"""

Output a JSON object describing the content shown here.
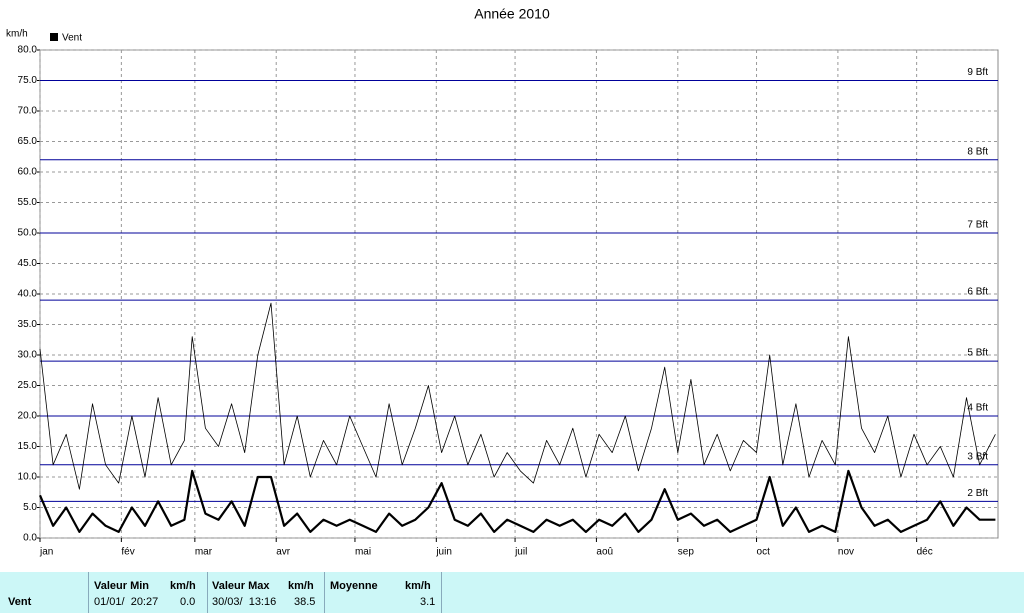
{
  "chart_data": {
    "type": "line",
    "title": "Année 2010",
    "ylabel": "km/h",
    "x": [
      0,
      5,
      10,
      15,
      20,
      25,
      30,
      35,
      40,
      45,
      50,
      55,
      58,
      63,
      68,
      73,
      78,
      83,
      88,
      93,
      98,
      103,
      108,
      113,
      118,
      123,
      128,
      133,
      138,
      143,
      148,
      153,
      158,
      163,
      168,
      173,
      178,
      183,
      188,
      193,
      198,
      203,
      208,
      213,
      218,
      223,
      228,
      233,
      238,
      243,
      248,
      253,
      258,
      263,
      268,
      273,
      278,
      283,
      288,
      293,
      298,
      303,
      308,
      313,
      318,
      323,
      328,
      333,
      338,
      343,
      348,
      353,
      358,
      364
    ],
    "series": [
      {
        "color": "#000000",
        "width": 0.8,
        "values": [
          31,
          12,
          17,
          8,
          22,
          12,
          9,
          20,
          10,
          23,
          12,
          16,
          33,
          18,
          15,
          22,
          14,
          30,
          38.5,
          12,
          20,
          10,
          16,
          12,
          20,
          15,
          10,
          22,
          12,
          18,
          25,
          14,
          20,
          12,
          17,
          10,
          14,
          11,
          9,
          16,
          12,
          18,
          10,
          17,
          14,
          20,
          11,
          18,
          28,
          14,
          26,
          12,
          17,
          11,
          16,
          14,
          30,
          12,
          22,
          10,
          16,
          12,
          33,
          18,
          14,
          20,
          10,
          17,
          12,
          15,
          10,
          23,
          12,
          17
        ]
      },
      {
        "name": "Vent",
        "color": "#000000",
        "width": 2.2,
        "values": [
          7,
          2,
          5,
          1,
          4,
          2,
          1,
          5,
          2,
          6,
          2,
          3,
          11,
          4,
          3,
          6,
          2,
          10,
          10,
          2,
          4,
          1,
          3,
          2,
          3,
          2,
          1,
          4,
          2,
          3,
          5,
          9,
          3,
          2,
          4,
          1,
          3,
          2,
          1,
          3,
          2,
          3,
          1,
          3,
          2,
          4,
          1,
          3,
          8,
          3,
          4,
          2,
          3,
          1,
          2,
          3,
          10,
          2,
          5,
          1,
          2,
          1,
          11,
          5,
          2,
          3,
          1,
          2,
          3,
          6,
          2,
          5,
          3,
          3
        ]
      }
    ],
    "xlim": [
      0,
      365
    ],
    "xticks": [
      {
        "value": 0,
        "label": "jan"
      },
      {
        "value": 31,
        "label": "fév"
      },
      {
        "value": 59,
        "label": "mar"
      },
      {
        "value": 90,
        "label": "avr"
      },
      {
        "value": 120,
        "label": "mai"
      },
      {
        "value": 151,
        "label": "juin"
      },
      {
        "value": 181,
        "label": "juil"
      },
      {
        "value": 212,
        "label": "aoû"
      },
      {
        "value": 243,
        "label": "sep"
      },
      {
        "value": 273,
        "label": "oct"
      },
      {
        "value": 304,
        "label": "nov"
      },
      {
        "value": 334,
        "label": "déc"
      }
    ],
    "ylim": [
      0,
      80
    ],
    "yticks": [
      {
        "value": 0,
        "label": "0.0"
      },
      {
        "value": 5,
        "label": "5.0"
      },
      {
        "value": 10,
        "label": "10.0"
      },
      {
        "value": 15,
        "label": "15.0"
      },
      {
        "value": 20,
        "label": "20.0"
      },
      {
        "value": 25,
        "label": "25.0"
      },
      {
        "value": 30,
        "label": "30.0"
      },
      {
        "value": 35,
        "label": "35.0"
      },
      {
        "value": 40,
        "label": "40.0"
      },
      {
        "value": 45,
        "label": "45.0"
      },
      {
        "value": 50,
        "label": "50.0"
      },
      {
        "value": 55,
        "label": "55.0"
      },
      {
        "value": 60,
        "label": "60.0"
      },
      {
        "value": 65,
        "label": "65.0"
      },
      {
        "value": 70,
        "label": "70.0"
      },
      {
        "value": 75,
        "label": "75.0"
      },
      {
        "value": 80,
        "label": "80.0"
      }
    ],
    "grid": true,
    "reference_color": "#000099",
    "reference_lines": [
      {
        "value": 6,
        "label": "2 Bft"
      },
      {
        "value": 12,
        "label": "3 Bft"
      },
      {
        "value": 20,
        "label": "4 Bft"
      },
      {
        "value": 29,
        "label": "5 Bft"
      },
      {
        "value": 39,
        "label": "6 Bft"
      },
      {
        "value": 50,
        "label": "7 Bft"
      },
      {
        "value": 62,
        "label": "8 Bft"
      },
      {
        "value": 75,
        "label": "9 Bft"
      }
    ]
  },
  "stats": {
    "row_label": "Vent",
    "min": {
      "header": "Valeur Min",
      "unit": "km/h",
      "date": "01/01/  20:27",
      "value": "0.0"
    },
    "max": {
      "header": "Valeur Max",
      "unit": "km/h",
      "date": "30/03/  13:16",
      "value": "38.5"
    },
    "mean": {
      "header": "Moyenne",
      "unit": "km/h",
      "value": "3.1"
    }
  }
}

"""

WHAT IS NEEDED - Return each line exactly as written. Any picture gets left out.

EXERCISE RESPONSE -
Output a JSON object describing the content shown here.
{
  "chart_data": {
    "type": "line",
    "title": "Année 2010",
    "ylabel": "km/h",
    "x": [
      0,
      5,
      10,
      15,
      20,
      25,
      30,
      35,
      40,
      45,
      50,
      55,
      58,
      63,
      68,
      73,
      78,
      83,
      88,
      93,
      98,
      103,
      108,
      113,
      118,
      123,
      128,
      133,
      138,
      143,
      148,
      153,
      158,
      163,
      168,
      173,
      178,
      183,
      188,
      193,
      198,
      203,
      208,
      213,
      218,
      223,
      228,
      233,
      238,
      243,
      248,
      253,
      258,
      263,
      268,
      273,
      278,
      283,
      288,
      293,
      298,
      303,
      308,
      313,
      318,
      323,
      328,
      333,
      338,
      343,
      348,
      353,
      358,
      364
    ],
    "series": [
      {
        "color": "#000000",
        "width": 0.8,
        "values": [
          31,
          12,
          17,
          8,
          22,
          12,
          9,
          20,
          10,
          23,
          12,
          16,
          33,
          18,
          15,
          22,
          14,
          30,
          38.5,
          12,
          20,
          10,
          16,
          12,
          20,
          15,
          10,
          22,
          12,
          18,
          25,
          14,
          20,
          12,
          17,
          10,
          14,
          11,
          9,
          16,
          12,
          18,
          10,
          17,
          14,
          20,
          11,
          18,
          28,
          14,
          26,
          12,
          17,
          11,
          16,
          14,
          30,
          12,
          22,
          10,
          16,
          12,
          33,
          18,
          14,
          20,
          10,
          17,
          12,
          15,
          10,
          23,
          12,
          17
        ]
      },
      {
        "name": "Vent",
        "color": "#000000",
        "width": 2.2,
        "values": [
          7,
          2,
          5,
          1,
          4,
          2,
          1,
          5,
          2,
          6,
          2,
          3,
          11,
          4,
          3,
          6,
          2,
          10,
          10,
          2,
          4,
          1,
          3,
          2,
          3,
          2,
          1,
          4,
          2,
          3,
          5,
          9,
          3,
          2,
          4,
          1,
          3,
          2,
          1,
          3,
          2,
          3,
          1,
          3,
          2,
          4,
          1,
          3,
          8,
          3,
          4,
          2,
          3,
          1,
          2,
          3,
          10,
          2,
          5,
          1,
          2,
          1,
          11,
          5,
          2,
          3,
          1,
          2,
          3,
          6,
          2,
          5,
          3,
          3
        ]
      }
    ],
    "xlim": [
      0,
      365
    ],
    "xticks": [
      {
        "value": 0,
        "label": "jan"
      },
      {
        "value": 31,
        "label": "fév"
      },
      {
        "value": 59,
        "label": "mar"
      },
      {
        "value": 90,
        "label": "avr"
      },
      {
        "value": 120,
        "label": "mai"
      },
      {
        "value": 151,
        "label": "juin"
      },
      {
        "value": 181,
        "label": "juil"
      },
      {
        "value": 212,
        "label": "aoû"
      },
      {
        "value": 243,
        "label": "sep"
      },
      {
        "value": 273,
        "label": "oct"
      },
      {
        "value": 304,
        "label": "nov"
      },
      {
        "value": 334,
        "label": "déc"
      }
    ],
    "ylim": [
      0,
      80
    ],
    "yticks": [
      {
        "value": 0,
        "label": "0.0"
      },
      {
        "value": 5,
        "label": "5.0"
      },
      {
        "value": 10,
        "label": "10.0"
      },
      {
        "value": 15,
        "label": "15.0"
      },
      {
        "value": 20,
        "label": "20.0"
      },
      {
        "value": 25,
        "label": "25.0"
      },
      {
        "value": 30,
        "label": "30.0"
      },
      {
        "value": 35,
        "label": "35.0"
      },
      {
        "value": 40,
        "label": "40.0"
      },
      {
        "value": 45,
        "label": "45.0"
      },
      {
        "value": 50,
        "label": "50.0"
      },
      {
        "value": 55,
        "label": "55.0"
      },
      {
        "value": 60,
        "label": "60.0"
      },
      {
        "value": 65,
        "label": "65.0"
      },
      {
        "value": 70,
        "label": "70.0"
      },
      {
        "value": 75,
        "label": "75.0"
      },
      {
        "value": 80,
        "label": "80.0"
      }
    ],
    "grid": true,
    "reference_color": "#000099",
    "reference_lines": [
      {
        "value": 6,
        "label": "2 Bft"
      },
      {
        "value": 12,
        "label": "3 Bft"
      },
      {
        "value": 20,
        "label": "4 Bft"
      },
      {
        "value": 29,
        "label": "5 Bft"
      },
      {
        "value": 39,
        "label": "6 Bft"
      },
      {
        "value": 50,
        "label": "7 Bft"
      },
      {
        "value": 62,
        "label": "8 Bft"
      },
      {
        "value": 75,
        "label": "9 Bft"
      }
    ]
  },
  "stats": {
    "row_label": "Vent",
    "min": {
      "header": "Valeur Min",
      "unit": "km/h",
      "date": "01/01/  20:27",
      "value": "0.0"
    },
    "max": {
      "header": "Valeur Max",
      "unit": "km/h",
      "date": "30/03/  13:16",
      "value": "38.5"
    },
    "mean": {
      "header": "Moyenne",
      "unit": "km/h",
      "value": "3.1"
    }
  }
}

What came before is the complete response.